▸ **DATASET RECORDS**
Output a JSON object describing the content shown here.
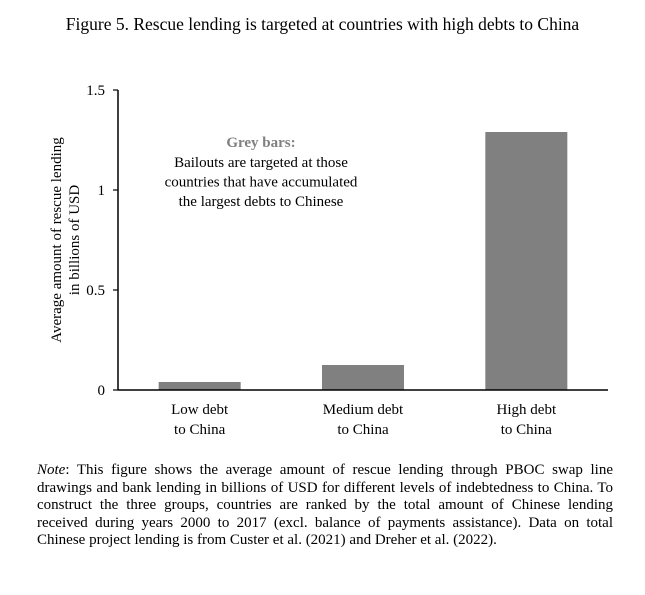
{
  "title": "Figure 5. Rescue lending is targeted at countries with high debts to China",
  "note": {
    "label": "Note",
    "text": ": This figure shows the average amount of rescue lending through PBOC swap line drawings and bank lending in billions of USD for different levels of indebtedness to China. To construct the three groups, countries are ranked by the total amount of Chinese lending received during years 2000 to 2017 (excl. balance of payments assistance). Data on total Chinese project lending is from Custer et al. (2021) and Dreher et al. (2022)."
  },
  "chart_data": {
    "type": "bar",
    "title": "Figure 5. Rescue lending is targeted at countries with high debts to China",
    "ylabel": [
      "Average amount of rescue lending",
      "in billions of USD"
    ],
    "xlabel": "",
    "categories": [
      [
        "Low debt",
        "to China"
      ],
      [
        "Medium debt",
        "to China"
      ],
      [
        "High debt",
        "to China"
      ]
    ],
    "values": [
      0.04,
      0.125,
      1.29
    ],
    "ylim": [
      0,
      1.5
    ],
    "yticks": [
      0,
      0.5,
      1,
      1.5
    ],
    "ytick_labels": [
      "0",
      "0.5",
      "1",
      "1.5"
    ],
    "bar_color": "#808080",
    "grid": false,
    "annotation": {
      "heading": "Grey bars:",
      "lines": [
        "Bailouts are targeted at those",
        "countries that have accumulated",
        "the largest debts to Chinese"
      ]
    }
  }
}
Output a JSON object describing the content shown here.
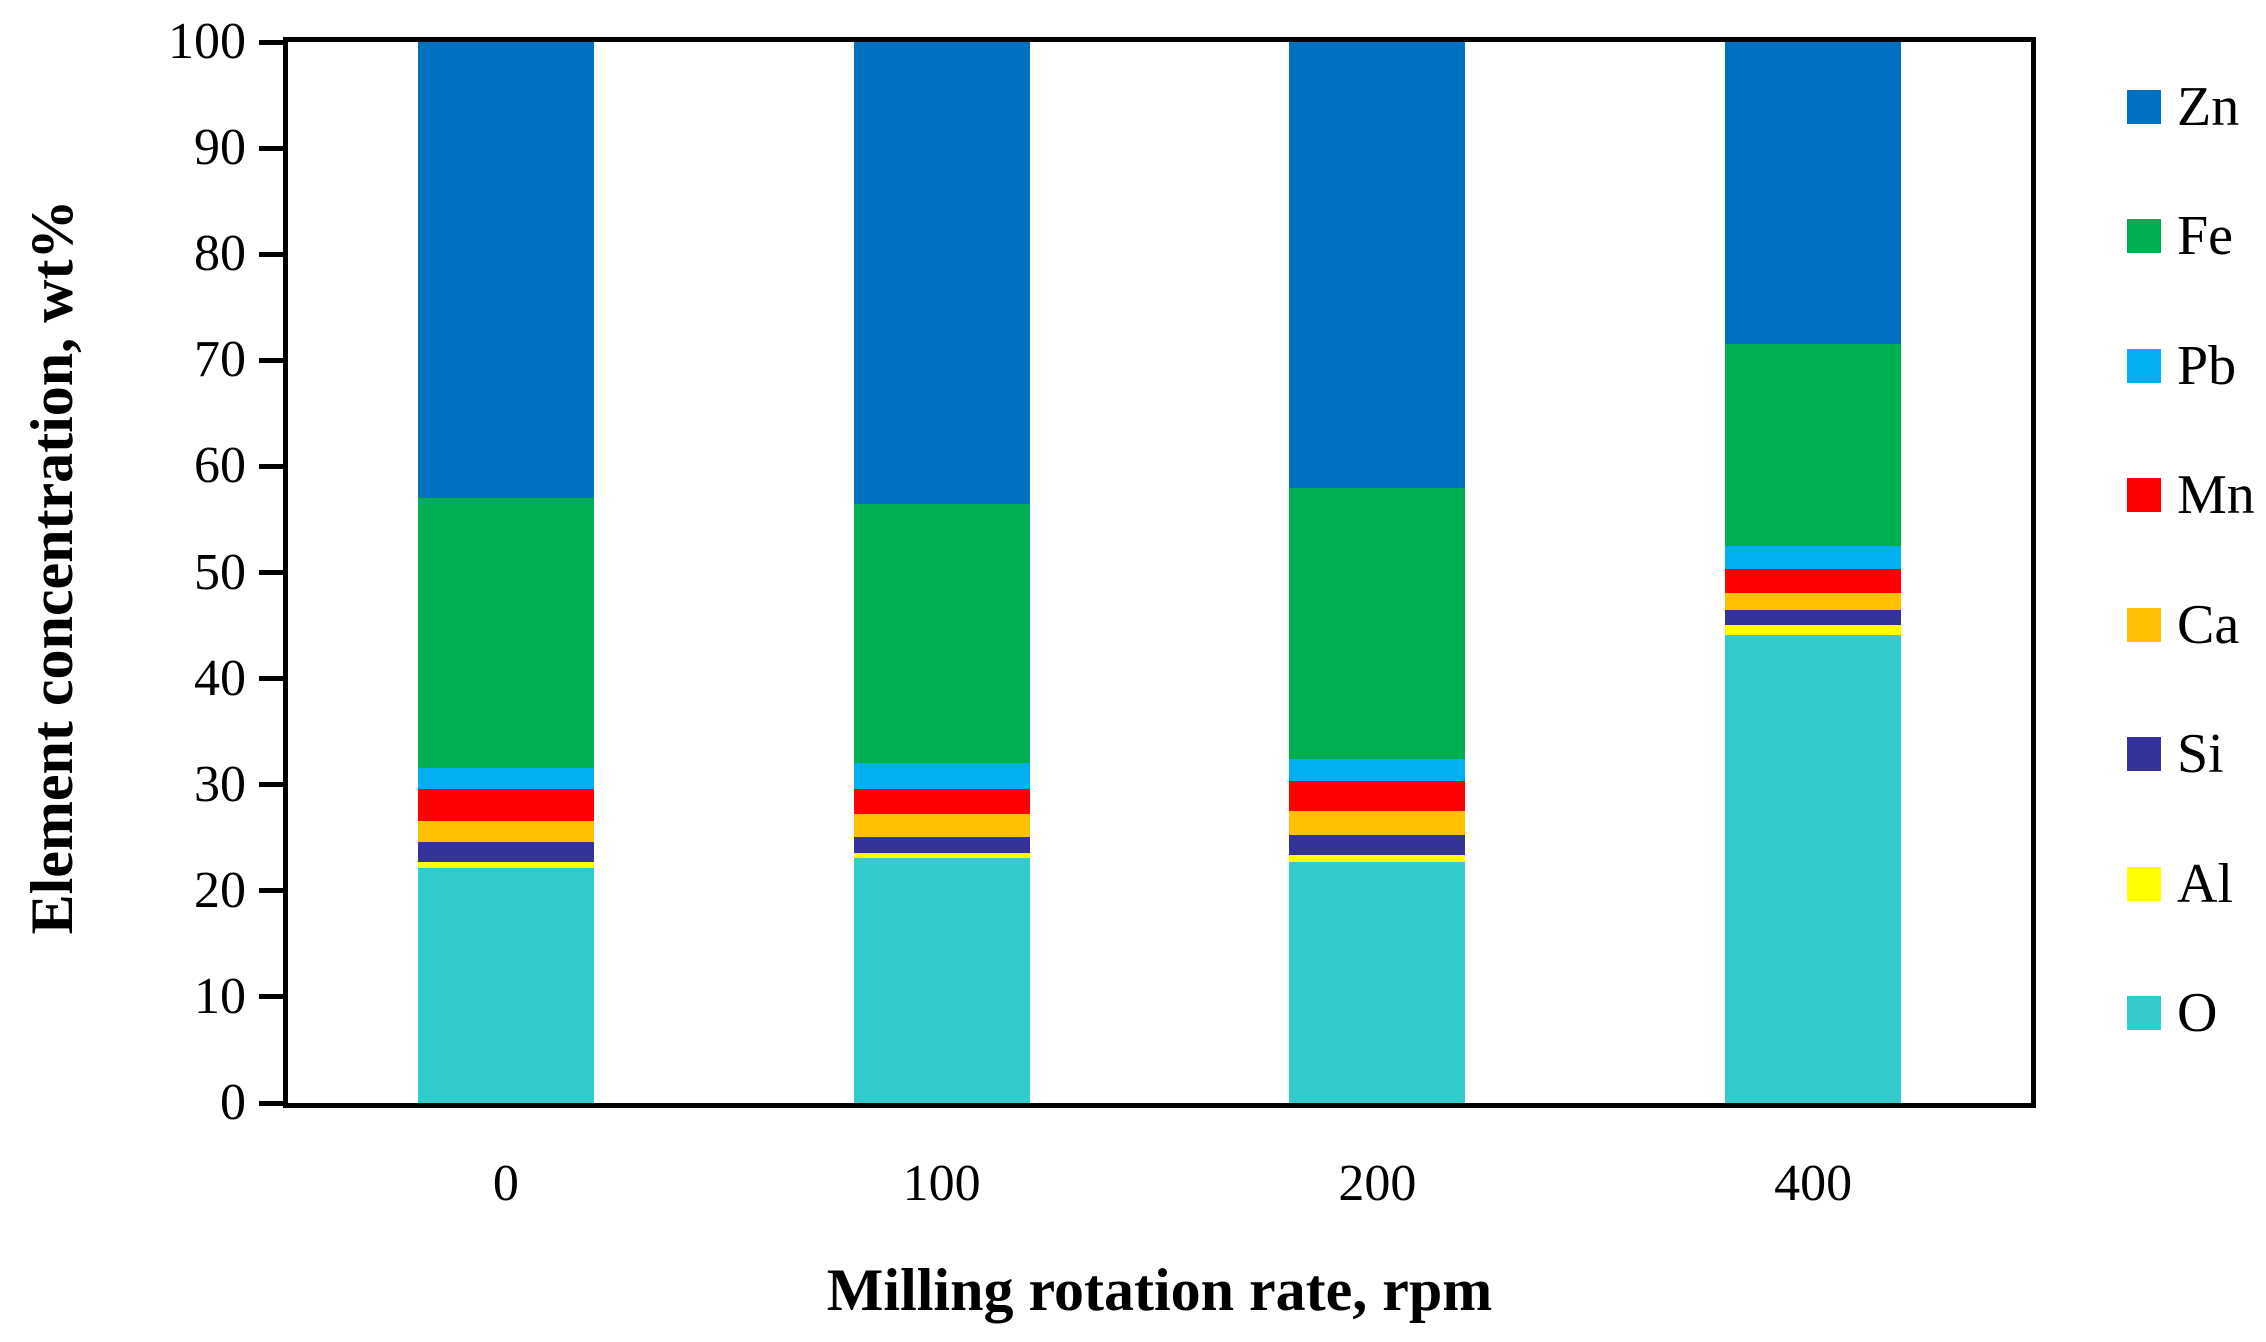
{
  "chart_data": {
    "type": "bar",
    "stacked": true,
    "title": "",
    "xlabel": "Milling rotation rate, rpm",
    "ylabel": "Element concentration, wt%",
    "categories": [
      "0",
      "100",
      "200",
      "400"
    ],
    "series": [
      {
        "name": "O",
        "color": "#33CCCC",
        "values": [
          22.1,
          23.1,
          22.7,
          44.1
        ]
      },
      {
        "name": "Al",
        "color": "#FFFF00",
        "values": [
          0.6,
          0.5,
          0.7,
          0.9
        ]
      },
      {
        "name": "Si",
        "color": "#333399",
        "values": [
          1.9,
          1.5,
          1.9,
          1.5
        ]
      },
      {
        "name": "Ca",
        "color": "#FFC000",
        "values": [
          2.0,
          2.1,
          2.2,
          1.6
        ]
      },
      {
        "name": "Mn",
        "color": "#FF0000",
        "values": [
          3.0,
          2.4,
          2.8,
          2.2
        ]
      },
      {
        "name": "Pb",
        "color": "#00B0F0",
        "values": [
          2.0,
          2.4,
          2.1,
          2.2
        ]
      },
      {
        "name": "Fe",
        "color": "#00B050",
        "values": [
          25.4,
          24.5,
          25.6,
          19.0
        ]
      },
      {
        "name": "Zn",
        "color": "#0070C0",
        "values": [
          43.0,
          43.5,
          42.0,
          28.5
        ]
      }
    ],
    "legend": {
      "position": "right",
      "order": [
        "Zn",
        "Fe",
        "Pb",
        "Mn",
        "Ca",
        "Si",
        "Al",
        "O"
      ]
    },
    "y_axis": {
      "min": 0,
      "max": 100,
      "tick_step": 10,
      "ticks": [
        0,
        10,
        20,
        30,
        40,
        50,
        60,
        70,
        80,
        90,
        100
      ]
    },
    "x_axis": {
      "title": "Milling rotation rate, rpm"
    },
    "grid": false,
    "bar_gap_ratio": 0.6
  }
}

▸ **DIRECTIONS**
Copy out all lines that carry the word "targeted".

▸ **OUTPUT BELOW**
  "title": "Figure 5. Rescue lending is targeted at countries with high debts to China",
    "title": "Figure 5. Rescue lending is targeted at countries with high debts to China",
        "Bailouts are targeted at those",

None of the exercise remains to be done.